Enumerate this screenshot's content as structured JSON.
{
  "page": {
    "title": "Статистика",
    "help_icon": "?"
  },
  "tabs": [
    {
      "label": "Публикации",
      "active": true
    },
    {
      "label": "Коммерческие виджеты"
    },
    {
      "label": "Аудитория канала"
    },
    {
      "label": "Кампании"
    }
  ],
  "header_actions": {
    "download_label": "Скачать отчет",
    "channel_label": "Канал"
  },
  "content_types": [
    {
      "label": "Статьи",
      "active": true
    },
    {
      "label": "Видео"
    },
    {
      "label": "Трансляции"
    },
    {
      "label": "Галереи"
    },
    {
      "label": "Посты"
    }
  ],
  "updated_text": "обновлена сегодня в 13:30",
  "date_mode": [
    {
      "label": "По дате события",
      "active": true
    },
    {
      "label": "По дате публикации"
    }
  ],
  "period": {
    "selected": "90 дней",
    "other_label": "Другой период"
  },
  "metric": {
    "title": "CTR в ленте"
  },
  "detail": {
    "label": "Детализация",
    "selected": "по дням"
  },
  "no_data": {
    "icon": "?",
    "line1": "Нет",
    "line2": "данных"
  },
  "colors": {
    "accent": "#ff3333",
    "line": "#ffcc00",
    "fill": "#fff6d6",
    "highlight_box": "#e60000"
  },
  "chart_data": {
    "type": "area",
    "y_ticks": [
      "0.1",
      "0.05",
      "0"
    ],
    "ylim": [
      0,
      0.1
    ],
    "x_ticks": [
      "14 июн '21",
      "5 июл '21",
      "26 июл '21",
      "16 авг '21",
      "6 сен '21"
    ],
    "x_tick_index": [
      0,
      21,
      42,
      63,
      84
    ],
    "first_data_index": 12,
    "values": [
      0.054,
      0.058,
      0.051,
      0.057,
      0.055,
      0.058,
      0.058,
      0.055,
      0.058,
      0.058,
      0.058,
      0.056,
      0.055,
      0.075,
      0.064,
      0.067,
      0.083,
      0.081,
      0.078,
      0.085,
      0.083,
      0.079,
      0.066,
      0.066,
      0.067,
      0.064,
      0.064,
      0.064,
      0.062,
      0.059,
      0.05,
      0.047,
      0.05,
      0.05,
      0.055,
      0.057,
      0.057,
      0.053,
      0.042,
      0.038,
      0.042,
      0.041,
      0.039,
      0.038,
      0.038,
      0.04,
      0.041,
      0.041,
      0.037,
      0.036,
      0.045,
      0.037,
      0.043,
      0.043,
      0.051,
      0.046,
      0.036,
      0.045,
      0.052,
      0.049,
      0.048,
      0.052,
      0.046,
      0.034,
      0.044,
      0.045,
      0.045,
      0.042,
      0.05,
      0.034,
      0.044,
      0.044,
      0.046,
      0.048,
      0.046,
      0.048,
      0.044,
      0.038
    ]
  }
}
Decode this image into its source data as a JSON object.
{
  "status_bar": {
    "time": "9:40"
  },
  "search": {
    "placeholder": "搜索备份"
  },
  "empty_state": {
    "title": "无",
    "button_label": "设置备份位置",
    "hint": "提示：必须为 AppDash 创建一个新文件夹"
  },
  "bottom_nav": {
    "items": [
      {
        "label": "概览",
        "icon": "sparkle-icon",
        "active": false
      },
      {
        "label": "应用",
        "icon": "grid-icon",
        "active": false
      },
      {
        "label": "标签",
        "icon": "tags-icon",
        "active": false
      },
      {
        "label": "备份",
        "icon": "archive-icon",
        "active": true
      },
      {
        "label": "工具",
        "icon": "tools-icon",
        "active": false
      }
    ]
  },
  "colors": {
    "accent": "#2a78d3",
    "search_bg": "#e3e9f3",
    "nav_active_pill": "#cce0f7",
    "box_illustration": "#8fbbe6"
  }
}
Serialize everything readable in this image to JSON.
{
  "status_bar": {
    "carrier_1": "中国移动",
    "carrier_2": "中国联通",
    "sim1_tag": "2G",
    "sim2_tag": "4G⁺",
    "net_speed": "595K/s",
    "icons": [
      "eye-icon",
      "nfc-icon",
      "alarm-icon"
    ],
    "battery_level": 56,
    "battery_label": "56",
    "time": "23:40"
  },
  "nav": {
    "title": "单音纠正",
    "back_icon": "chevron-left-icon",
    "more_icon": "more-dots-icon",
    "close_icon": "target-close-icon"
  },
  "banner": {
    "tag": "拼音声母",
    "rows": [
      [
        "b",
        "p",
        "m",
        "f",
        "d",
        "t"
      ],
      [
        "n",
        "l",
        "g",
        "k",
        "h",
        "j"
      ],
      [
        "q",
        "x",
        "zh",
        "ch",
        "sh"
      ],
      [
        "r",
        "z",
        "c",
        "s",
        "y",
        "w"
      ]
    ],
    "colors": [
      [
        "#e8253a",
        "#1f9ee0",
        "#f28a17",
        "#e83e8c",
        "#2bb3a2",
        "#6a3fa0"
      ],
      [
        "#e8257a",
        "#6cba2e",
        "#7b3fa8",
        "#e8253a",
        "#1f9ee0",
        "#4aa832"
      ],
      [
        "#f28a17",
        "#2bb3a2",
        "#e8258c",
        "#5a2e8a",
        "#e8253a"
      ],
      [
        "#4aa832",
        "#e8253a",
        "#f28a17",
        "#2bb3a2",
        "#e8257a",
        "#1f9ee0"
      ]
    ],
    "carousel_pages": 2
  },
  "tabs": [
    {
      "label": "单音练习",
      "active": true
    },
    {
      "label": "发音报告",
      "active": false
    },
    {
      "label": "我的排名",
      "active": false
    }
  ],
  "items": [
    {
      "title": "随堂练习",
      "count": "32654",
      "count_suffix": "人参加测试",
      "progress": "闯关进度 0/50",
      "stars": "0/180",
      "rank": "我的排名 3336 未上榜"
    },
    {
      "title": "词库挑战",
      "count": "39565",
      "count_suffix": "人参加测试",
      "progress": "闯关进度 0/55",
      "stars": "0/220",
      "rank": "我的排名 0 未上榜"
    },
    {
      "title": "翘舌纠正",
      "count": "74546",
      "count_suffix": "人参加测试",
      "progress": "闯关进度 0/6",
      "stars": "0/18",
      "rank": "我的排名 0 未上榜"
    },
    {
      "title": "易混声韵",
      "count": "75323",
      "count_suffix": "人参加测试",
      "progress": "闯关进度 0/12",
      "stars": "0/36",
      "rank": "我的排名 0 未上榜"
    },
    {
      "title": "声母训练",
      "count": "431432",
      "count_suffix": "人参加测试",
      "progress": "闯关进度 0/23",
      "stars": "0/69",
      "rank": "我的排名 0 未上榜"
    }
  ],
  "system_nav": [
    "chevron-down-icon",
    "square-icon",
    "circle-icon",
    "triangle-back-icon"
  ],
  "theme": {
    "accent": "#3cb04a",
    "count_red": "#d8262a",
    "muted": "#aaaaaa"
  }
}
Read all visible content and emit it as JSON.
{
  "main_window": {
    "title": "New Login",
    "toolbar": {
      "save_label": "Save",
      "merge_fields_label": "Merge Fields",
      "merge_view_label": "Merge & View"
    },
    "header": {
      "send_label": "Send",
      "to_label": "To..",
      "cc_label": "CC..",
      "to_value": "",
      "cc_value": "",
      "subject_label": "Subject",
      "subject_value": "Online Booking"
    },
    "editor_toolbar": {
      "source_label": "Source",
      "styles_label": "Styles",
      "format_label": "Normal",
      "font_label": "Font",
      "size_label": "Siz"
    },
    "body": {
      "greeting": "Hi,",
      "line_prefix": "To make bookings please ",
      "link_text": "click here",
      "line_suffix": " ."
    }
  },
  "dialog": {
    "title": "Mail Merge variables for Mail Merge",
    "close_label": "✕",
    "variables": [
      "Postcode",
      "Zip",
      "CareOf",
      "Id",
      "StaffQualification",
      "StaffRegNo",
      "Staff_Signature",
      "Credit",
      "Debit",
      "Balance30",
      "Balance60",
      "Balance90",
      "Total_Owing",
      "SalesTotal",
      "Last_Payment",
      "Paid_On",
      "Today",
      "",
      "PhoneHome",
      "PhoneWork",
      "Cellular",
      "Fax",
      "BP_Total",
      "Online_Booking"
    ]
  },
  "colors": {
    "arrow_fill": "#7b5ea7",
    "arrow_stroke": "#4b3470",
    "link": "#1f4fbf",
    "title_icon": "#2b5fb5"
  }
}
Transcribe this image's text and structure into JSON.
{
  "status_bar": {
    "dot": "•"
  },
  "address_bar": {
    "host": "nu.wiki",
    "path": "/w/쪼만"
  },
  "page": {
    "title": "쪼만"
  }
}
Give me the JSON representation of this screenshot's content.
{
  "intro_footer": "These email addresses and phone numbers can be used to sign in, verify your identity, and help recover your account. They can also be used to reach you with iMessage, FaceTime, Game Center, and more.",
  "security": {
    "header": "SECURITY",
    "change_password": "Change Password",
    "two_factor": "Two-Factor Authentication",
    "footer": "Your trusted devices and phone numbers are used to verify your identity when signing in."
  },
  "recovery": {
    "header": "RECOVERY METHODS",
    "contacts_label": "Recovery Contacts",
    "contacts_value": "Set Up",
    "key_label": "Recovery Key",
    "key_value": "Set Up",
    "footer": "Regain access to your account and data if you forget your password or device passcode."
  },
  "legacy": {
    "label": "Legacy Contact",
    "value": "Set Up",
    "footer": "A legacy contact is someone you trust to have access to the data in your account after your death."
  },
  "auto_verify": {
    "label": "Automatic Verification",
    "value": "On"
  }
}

######

▶ [Required task]
Search the data above for the word "your", then gather each line in which it appears.

▶ [Output for this task]
  "intro_footer": "These email addresses and phone numbers can be used to sign in, verify your identity, and help recover your account. They can also be used to reach you with iMessage, FaceTime, Game Center, and more.",
    "footer": "Your trusted devices and phone numbers are used to verify your identity when signing in."
    "footer": "Regain access to your account and data if you forget your password or device passcode."
    "footer": "A legacy contact is someone you trust to have access to the data in your account after your death."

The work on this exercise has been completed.